--- start ---
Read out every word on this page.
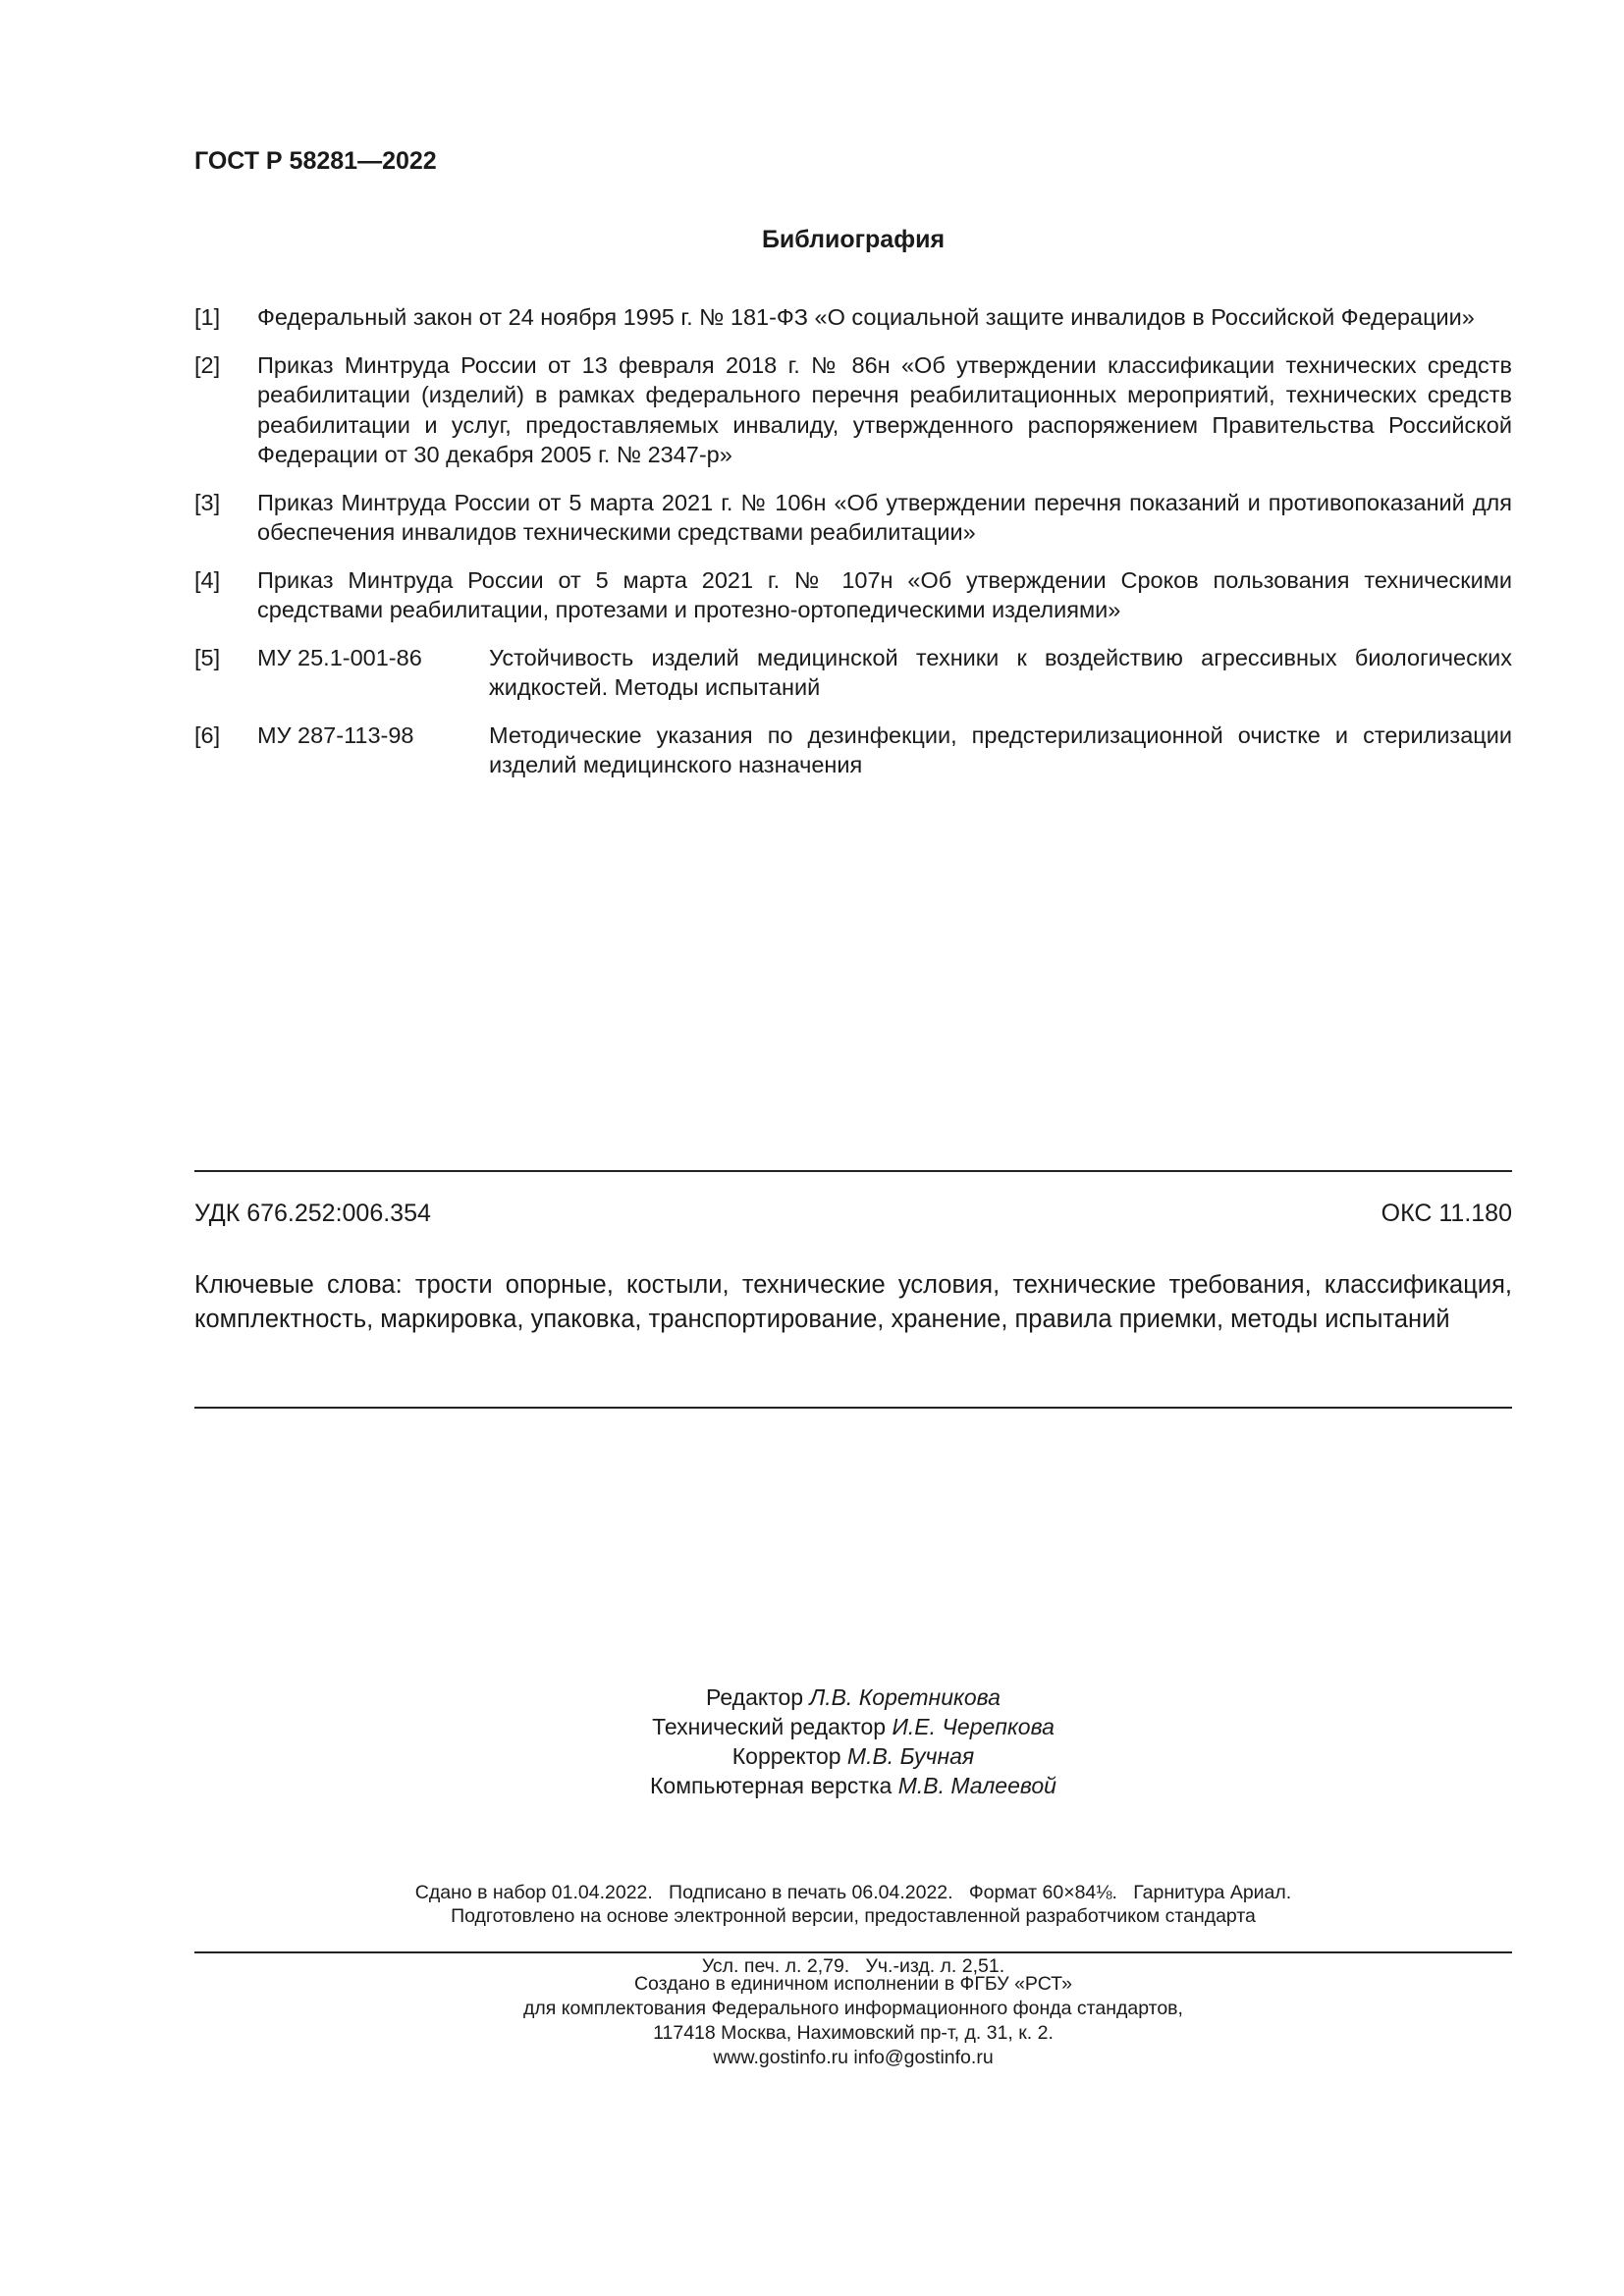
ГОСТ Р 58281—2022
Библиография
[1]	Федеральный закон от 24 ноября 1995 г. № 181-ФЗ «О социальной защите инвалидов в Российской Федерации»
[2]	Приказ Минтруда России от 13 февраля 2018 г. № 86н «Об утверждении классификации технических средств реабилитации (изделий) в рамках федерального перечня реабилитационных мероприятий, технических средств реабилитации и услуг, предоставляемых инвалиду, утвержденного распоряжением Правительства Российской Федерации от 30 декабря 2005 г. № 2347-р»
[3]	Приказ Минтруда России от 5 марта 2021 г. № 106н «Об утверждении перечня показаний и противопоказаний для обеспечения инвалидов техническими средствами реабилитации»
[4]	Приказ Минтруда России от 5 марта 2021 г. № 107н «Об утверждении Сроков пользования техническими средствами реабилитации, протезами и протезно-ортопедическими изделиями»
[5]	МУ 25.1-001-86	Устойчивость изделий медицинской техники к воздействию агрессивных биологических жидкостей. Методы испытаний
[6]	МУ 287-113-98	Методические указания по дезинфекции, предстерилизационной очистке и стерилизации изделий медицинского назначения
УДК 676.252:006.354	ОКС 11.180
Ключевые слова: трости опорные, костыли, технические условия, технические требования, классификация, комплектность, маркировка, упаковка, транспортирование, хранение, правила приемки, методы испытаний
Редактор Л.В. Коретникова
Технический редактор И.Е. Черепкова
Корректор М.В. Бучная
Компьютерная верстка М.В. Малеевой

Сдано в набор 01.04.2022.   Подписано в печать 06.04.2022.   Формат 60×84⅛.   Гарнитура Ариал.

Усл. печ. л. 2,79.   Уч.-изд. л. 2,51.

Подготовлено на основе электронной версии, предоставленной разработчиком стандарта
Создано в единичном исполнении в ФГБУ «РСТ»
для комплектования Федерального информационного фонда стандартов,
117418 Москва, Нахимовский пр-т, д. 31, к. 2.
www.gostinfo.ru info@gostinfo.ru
--- end ---
--- start ---
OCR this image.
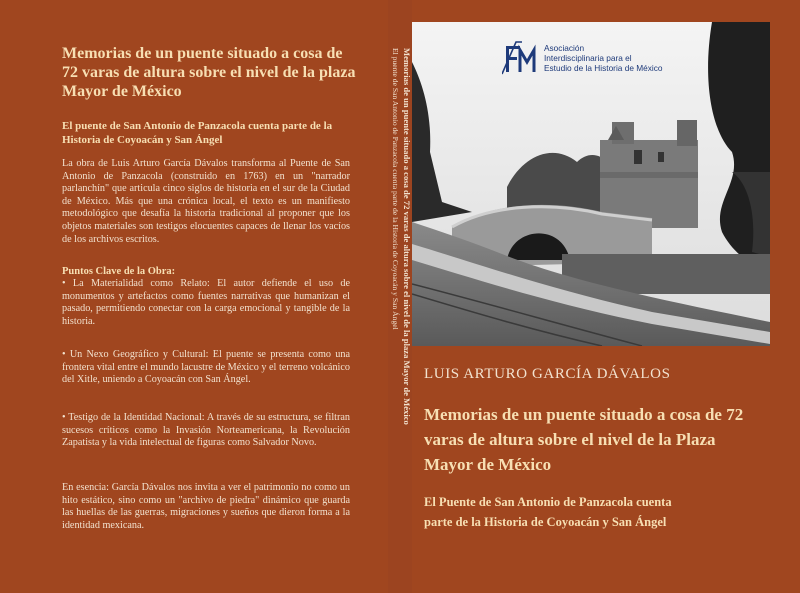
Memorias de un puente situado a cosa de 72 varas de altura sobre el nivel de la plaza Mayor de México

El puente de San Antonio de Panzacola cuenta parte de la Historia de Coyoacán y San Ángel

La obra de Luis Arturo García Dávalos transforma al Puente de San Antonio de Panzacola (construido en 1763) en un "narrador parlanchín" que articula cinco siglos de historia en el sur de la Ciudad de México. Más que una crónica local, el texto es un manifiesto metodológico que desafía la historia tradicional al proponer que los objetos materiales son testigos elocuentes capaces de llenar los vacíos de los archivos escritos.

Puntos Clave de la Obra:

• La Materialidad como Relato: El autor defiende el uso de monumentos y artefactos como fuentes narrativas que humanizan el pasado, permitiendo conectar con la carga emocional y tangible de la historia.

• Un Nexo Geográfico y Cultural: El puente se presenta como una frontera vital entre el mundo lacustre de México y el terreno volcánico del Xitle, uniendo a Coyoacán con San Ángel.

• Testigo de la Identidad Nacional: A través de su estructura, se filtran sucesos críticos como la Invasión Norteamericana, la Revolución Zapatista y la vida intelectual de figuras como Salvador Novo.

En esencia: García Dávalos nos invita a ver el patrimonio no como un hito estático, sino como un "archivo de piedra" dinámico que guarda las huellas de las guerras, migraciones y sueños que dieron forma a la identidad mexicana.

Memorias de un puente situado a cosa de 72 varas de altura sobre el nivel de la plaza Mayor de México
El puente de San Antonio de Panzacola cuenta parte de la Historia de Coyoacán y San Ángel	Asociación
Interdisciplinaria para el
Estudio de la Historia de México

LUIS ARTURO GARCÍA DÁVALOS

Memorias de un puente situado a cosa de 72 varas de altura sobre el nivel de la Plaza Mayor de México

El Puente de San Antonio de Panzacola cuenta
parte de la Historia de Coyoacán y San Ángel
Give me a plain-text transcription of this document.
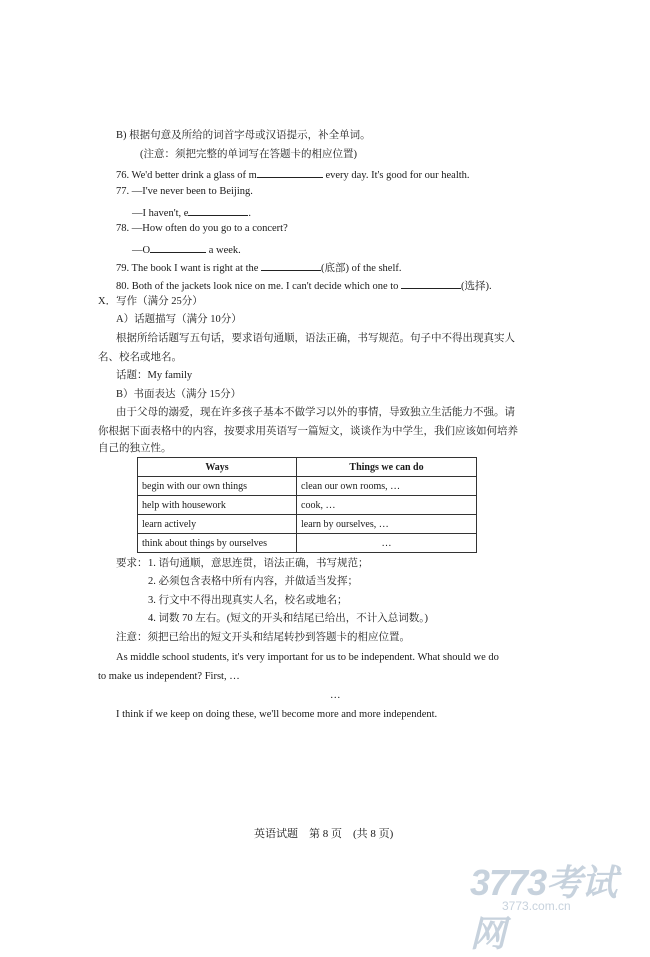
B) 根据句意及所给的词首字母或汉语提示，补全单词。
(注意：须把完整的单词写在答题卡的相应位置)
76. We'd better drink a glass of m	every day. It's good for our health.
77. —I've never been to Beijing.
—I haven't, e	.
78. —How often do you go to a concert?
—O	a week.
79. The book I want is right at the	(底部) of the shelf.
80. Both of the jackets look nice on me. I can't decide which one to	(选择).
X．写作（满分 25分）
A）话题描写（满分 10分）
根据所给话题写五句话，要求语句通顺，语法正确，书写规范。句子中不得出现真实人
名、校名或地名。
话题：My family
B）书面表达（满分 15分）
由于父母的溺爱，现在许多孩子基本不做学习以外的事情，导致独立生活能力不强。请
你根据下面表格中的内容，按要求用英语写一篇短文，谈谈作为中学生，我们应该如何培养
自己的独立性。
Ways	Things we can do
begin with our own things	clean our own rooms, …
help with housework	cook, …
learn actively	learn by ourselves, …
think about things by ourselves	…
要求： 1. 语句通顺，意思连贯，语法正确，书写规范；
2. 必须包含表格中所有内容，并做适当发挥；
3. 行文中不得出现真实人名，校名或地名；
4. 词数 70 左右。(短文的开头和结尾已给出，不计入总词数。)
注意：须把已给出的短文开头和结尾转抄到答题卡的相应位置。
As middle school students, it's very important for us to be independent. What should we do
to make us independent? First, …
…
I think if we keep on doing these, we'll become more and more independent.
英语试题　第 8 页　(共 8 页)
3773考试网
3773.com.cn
--- end ---
Copy out every line in the entries above that holds "Coyoacán".

El puente de San Antonio de Panzacola cuenta parte de la Historia de Coyoacán y San Ángel
• Un Nexo Geográfico y Cultural: El puente se presenta como una frontera vital entre el mundo lacustre de México y el terreno volcánico del Xitle, uniendo a Coyoacán con San Ángel.
El puente de San Antonio de Panzacola cuenta parte de la Historia de Coyoacán y San Ángel	Asociación
parte de la Historia de Coyoacán y San Ángel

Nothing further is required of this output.